>>>>

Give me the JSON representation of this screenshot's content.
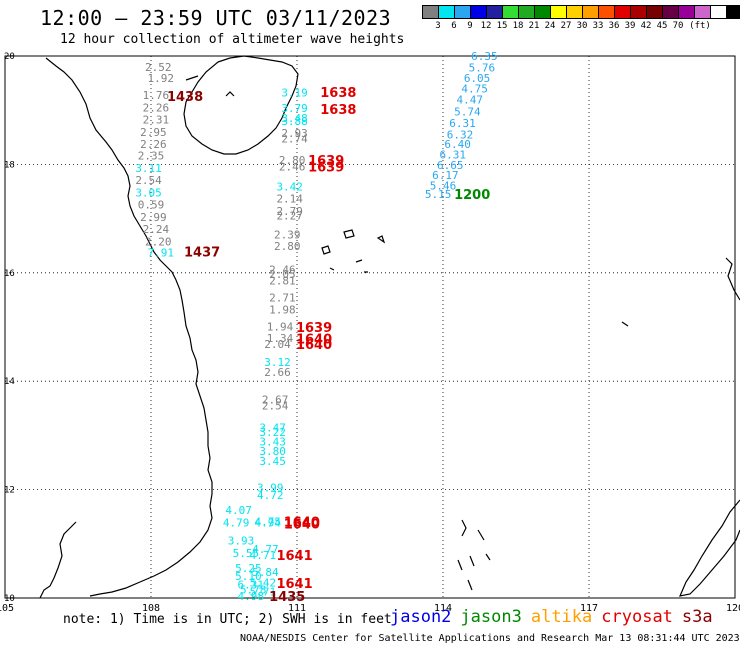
{
  "header": {
    "title": "12:00 – 23:59 UTC 03/11/2023",
    "subtitle": "12 hour collection of altimeter wave heights"
  },
  "colorbar": {
    "colors": [
      "#808080",
      "#00e5f0",
      "#2aa7f0",
      "#0000e6",
      "#2020a0",
      "#33dd33",
      "#22aa22",
      "#008800",
      "#ffff00",
      "#ffd000",
      "#ffa000",
      "#ff5000",
      "#e00000",
      "#aa0000",
      "#770000",
      "#660044",
      "#990099",
      "#cc66cc",
      "#ffffff",
      "#000000"
    ],
    "labels": [
      "3",
      "6",
      "9",
      "12",
      "15",
      "18",
      "21",
      "24",
      "27",
      "30",
      "33",
      "36",
      "39",
      "42",
      "45",
      "70",
      "(ft)"
    ]
  },
  "axes": {
    "lon_ticks": [
      "105",
      "108",
      "111",
      "114",
      "117",
      "120"
    ],
    "lat_ticks": [
      "20",
      "18",
      "16",
      "14",
      "12",
      "10"
    ]
  },
  "chart_data": {
    "type": "scatter",
    "x_axis": "longitude",
    "y_axis": "latitude",
    "xlim": [
      105,
      120
    ],
    "ylim": [
      10,
      20
    ],
    "color_key": {
      "gray": "#808080",
      "cyan": "#00e5f0",
      "blue": "#2aa7f0",
      "red": "#e00000",
      "dred": "#8b0000",
      "green": "#008800"
    },
    "wave_heights": [
      {
        "lon": 108.15,
        "lat": 19.8,
        "v": "2.52",
        "c": "gray"
      },
      {
        "lon": 108.2,
        "lat": 19.59,
        "v": "1.92",
        "c": "gray"
      },
      {
        "lon": 108.1,
        "lat": 19.28,
        "v": "1.76",
        "c": "gray"
      },
      {
        "lon": 108.1,
        "lat": 19.05,
        "v": "2.26",
        "c": "gray"
      },
      {
        "lon": 108.1,
        "lat": 18.83,
        "v": "2.31",
        "c": "gray"
      },
      {
        "lon": 108.05,
        "lat": 18.6,
        "v": "2.95",
        "c": "gray"
      },
      {
        "lon": 108.05,
        "lat": 18.38,
        "v": "2.26",
        "c": "gray"
      },
      {
        "lon": 108.0,
        "lat": 18.16,
        "v": "2.35",
        "c": "gray"
      },
      {
        "lon": 107.95,
        "lat": 17.93,
        "v": "3.11",
        "c": "cyan"
      },
      {
        "lon": 107.95,
        "lat": 17.71,
        "v": "2.54",
        "c": "gray"
      },
      {
        "lon": 107.95,
        "lat": 17.48,
        "v": "3.05",
        "c": "cyan"
      },
      {
        "lon": 108.0,
        "lat": 17.26,
        "v": "0.59",
        "c": "gray"
      },
      {
        "lon": 108.05,
        "lat": 17.03,
        "v": "2.99",
        "c": "gray"
      },
      {
        "lon": 108.1,
        "lat": 16.81,
        "v": "2.24",
        "c": "gray"
      },
      {
        "lon": 108.15,
        "lat": 16.58,
        "v": "2.20",
        "c": "gray"
      },
      {
        "lon": 108.2,
        "lat": 16.37,
        "v": "7.91",
        "c": "cyan"
      },
      {
        "lon": 110.95,
        "lat": 19.33,
        "v": "3.19",
        "c": "cyan"
      },
      {
        "lon": 110.95,
        "lat": 19.04,
        "v": "3.79",
        "c": "cyan"
      },
      {
        "lon": 110.95,
        "lat": 18.86,
        "v": "3.48",
        "c": "cyan"
      },
      {
        "lon": 110.95,
        "lat": 18.8,
        "v": "3.88",
        "c": "cyan"
      },
      {
        "lon": 110.95,
        "lat": 18.58,
        "v": "2.93",
        "c": "gray"
      },
      {
        "lon": 110.95,
        "lat": 18.48,
        "v": "2.74",
        "c": "gray"
      },
      {
        "lon": 110.9,
        "lat": 18.08,
        "v": "2.80",
        "c": "gray"
      },
      {
        "lon": 110.9,
        "lat": 17.96,
        "v": "2.46",
        "c": "gray"
      },
      {
        "lon": 110.85,
        "lat": 17.59,
        "v": "3.42",
        "c": "cyan"
      },
      {
        "lon": 110.85,
        "lat": 17.37,
        "v": "2.14",
        "c": "gray"
      },
      {
        "lon": 110.85,
        "lat": 17.14,
        "v": "2.79",
        "c": "gray"
      },
      {
        "lon": 110.85,
        "lat": 17.06,
        "v": "2.27",
        "c": "gray"
      },
      {
        "lon": 110.8,
        "lat": 16.71,
        "v": "2.39",
        "c": "gray"
      },
      {
        "lon": 110.8,
        "lat": 16.49,
        "v": "2.80",
        "c": "gray"
      },
      {
        "lon": 110.7,
        "lat": 16.06,
        "v": "2.46",
        "c": "gray"
      },
      {
        "lon": 110.7,
        "lat": 15.98,
        "v": "2.05",
        "c": "gray"
      },
      {
        "lon": 110.7,
        "lat": 15.86,
        "v": "2.81",
        "c": "gray"
      },
      {
        "lon": 110.7,
        "lat": 15.54,
        "v": "2.71",
        "c": "gray"
      },
      {
        "lon": 110.7,
        "lat": 15.32,
        "v": "1.98",
        "c": "gray"
      },
      {
        "lon": 110.65,
        "lat": 15.01,
        "v": "1.94",
        "c": "gray"
      },
      {
        "lon": 110.65,
        "lat": 14.8,
        "v": "1.34",
        "c": "gray"
      },
      {
        "lon": 110.6,
        "lat": 14.69,
        "v": "2.04",
        "c": "gray"
      },
      {
        "lon": 110.6,
        "lat": 14.35,
        "v": "3.12",
        "c": "cyan"
      },
      {
        "lon": 110.6,
        "lat": 14.17,
        "v": "2.66",
        "c": "gray"
      },
      {
        "lon": 110.55,
        "lat": 13.66,
        "v": "2.67",
        "c": "gray"
      },
      {
        "lon": 110.55,
        "lat": 13.55,
        "v": "2.54",
        "c": "gray"
      },
      {
        "lon": 110.5,
        "lat": 13.15,
        "v": "3.47",
        "c": "cyan"
      },
      {
        "lon": 110.5,
        "lat": 13.06,
        "v": "3.22",
        "c": "cyan"
      },
      {
        "lon": 110.5,
        "lat": 12.89,
        "v": "3.43",
        "c": "cyan"
      },
      {
        "lon": 110.5,
        "lat": 12.71,
        "v": "3.80",
        "c": "cyan"
      },
      {
        "lon": 110.5,
        "lat": 12.53,
        "v": "3.45",
        "c": "cyan"
      },
      {
        "lon": 110.45,
        "lat": 12.04,
        "v": "3.99",
        "c": "cyan"
      },
      {
        "lon": 110.45,
        "lat": 11.9,
        "v": "4.72",
        "c": "cyan"
      },
      {
        "lon": 109.8,
        "lat": 11.62,
        "v": "4.07",
        "c": "cyan"
      },
      {
        "lon": 109.75,
        "lat": 11.39,
        "v": "4.79",
        "c": "cyan"
      },
      {
        "lon": 110.4,
        "lat": 11.41,
        "v": "4.75",
        "c": "cyan"
      },
      {
        "lon": 110.4,
        "lat": 11.39,
        "v": "4.94",
        "c": "cyan"
      },
      {
        "lon": 109.85,
        "lat": 11.06,
        "v": "3.93",
        "c": "cyan"
      },
      {
        "lon": 110.35,
        "lat": 10.9,
        "v": "4.77",
        "c": "cyan"
      },
      {
        "lon": 109.95,
        "lat": 10.83,
        "v": "5.55",
        "c": "cyan"
      },
      {
        "lon": 110.3,
        "lat": 10.79,
        "v": "4.71",
        "c": "cyan"
      },
      {
        "lon": 110.0,
        "lat": 10.55,
        "v": "5.25",
        "c": "cyan"
      },
      {
        "lon": 110.35,
        "lat": 10.48,
        "v": "5.84",
        "c": "cyan"
      },
      {
        "lon": 110.0,
        "lat": 10.41,
        "v": "5.10",
        "c": "cyan"
      },
      {
        "lon": 110.05,
        "lat": 10.25,
        "v": "6.31",
        "c": "cyan"
      },
      {
        "lon": 110.3,
        "lat": 10.29,
        "v": "5.42",
        "c": "cyan"
      },
      {
        "lon": 110.1,
        "lat": 10.16,
        "v": "5.78",
        "c": "cyan"
      },
      {
        "lon": 110.3,
        "lat": 10.12,
        "v": "5.71",
        "c": "cyan"
      },
      {
        "lon": 110.05,
        "lat": 10.04,
        "v": "4.98",
        "c": "cyan"
      },
      {
        "lon": 114.85,
        "lat": 20.0,
        "v": "6.35",
        "c": "blue"
      },
      {
        "lon": 114.8,
        "lat": 19.79,
        "v": "5.76",
        "c": "blue"
      },
      {
        "lon": 114.7,
        "lat": 19.59,
        "v": "6.05",
        "c": "blue"
      },
      {
        "lon": 114.65,
        "lat": 19.4,
        "v": "4.75",
        "c": "blue"
      },
      {
        "lon": 114.55,
        "lat": 19.2,
        "v": "4.47",
        "c": "blue"
      },
      {
        "lon": 114.5,
        "lat": 18.98,
        "v": "5.74",
        "c": "blue"
      },
      {
        "lon": 114.4,
        "lat": 18.76,
        "v": "6.31",
        "c": "blue"
      },
      {
        "lon": 114.35,
        "lat": 18.55,
        "v": "6.32",
        "c": "blue"
      },
      {
        "lon": 114.3,
        "lat": 18.38,
        "v": "6.40",
        "c": "blue"
      },
      {
        "lon": 114.2,
        "lat": 18.18,
        "v": "6.31",
        "c": "blue"
      },
      {
        "lon": 114.15,
        "lat": 17.99,
        "v": "6.65",
        "c": "blue"
      },
      {
        "lon": 114.05,
        "lat": 17.8,
        "v": "6.17",
        "c": "blue"
      },
      {
        "lon": 114.0,
        "lat": 17.61,
        "v": "5.46",
        "c": "blue"
      },
      {
        "lon": 113.9,
        "lat": 17.45,
        "v": "5.15",
        "c": "blue"
      }
    ],
    "pass_times": [
      {
        "lon": 108.7,
        "lat": 19.26,
        "v": "1438",
        "c": "dred"
      },
      {
        "lon": 109.05,
        "lat": 16.39,
        "v": "1437",
        "c": "dred"
      },
      {
        "lon": 111.85,
        "lat": 19.34,
        "v": "1638",
        "c": "red"
      },
      {
        "lon": 111.85,
        "lat": 19.02,
        "v": "1638",
        "c": "red"
      },
      {
        "lon": 111.6,
        "lat": 18.08,
        "v": "1639",
        "c": "red"
      },
      {
        "lon": 111.6,
        "lat": 17.96,
        "v": "1639",
        "c": "red"
      },
      {
        "lon": 111.35,
        "lat": 15.0,
        "v": "1639",
        "c": "red"
      },
      {
        "lon": 111.35,
        "lat": 14.79,
        "v": "1640",
        "c": "red"
      },
      {
        "lon": 111.35,
        "lat": 14.69,
        "v": "1640",
        "c": "red"
      },
      {
        "lon": 111.1,
        "lat": 11.41,
        "v": "1640",
        "c": "red"
      },
      {
        "lon": 111.1,
        "lat": 11.37,
        "v": "1640",
        "c": "red"
      },
      {
        "lon": 110.95,
        "lat": 10.79,
        "v": "1641",
        "c": "red"
      },
      {
        "lon": 110.95,
        "lat": 10.28,
        "v": "1641",
        "c": "red"
      },
      {
        "lon": 110.8,
        "lat": 10.04,
        "v": "1435",
        "c": "dred"
      },
      {
        "lon": 114.6,
        "lat": 17.45,
        "v": "1200",
        "c": "green"
      }
    ]
  },
  "footer": {
    "note": "note: 1) Time is in UTC; 2) SWH is in feet",
    "credit": "NOAA/NESDIS Center for Satellite Applications and Research    Mar 13 08:31:44 UTC 2023",
    "legend": [
      {
        "name": "jason2",
        "color": "#0000e6"
      },
      {
        "name": "jason3",
        "color": "#008800"
      },
      {
        "name": "altika",
        "color": "#ffa000"
      },
      {
        "name": "cryosat",
        "color": "#e00000"
      },
      {
        "name": "s3a",
        "color": "#8b0000"
      }
    ]
  }
}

<<<<

_Given request_
From the data above, copy each line where the string "name" appears.

_Response to the exercise_
        "name": "jason2",
        "name": "jason3",
        "name": "altika",
        "name": "cryosat",
        "name": "s3a",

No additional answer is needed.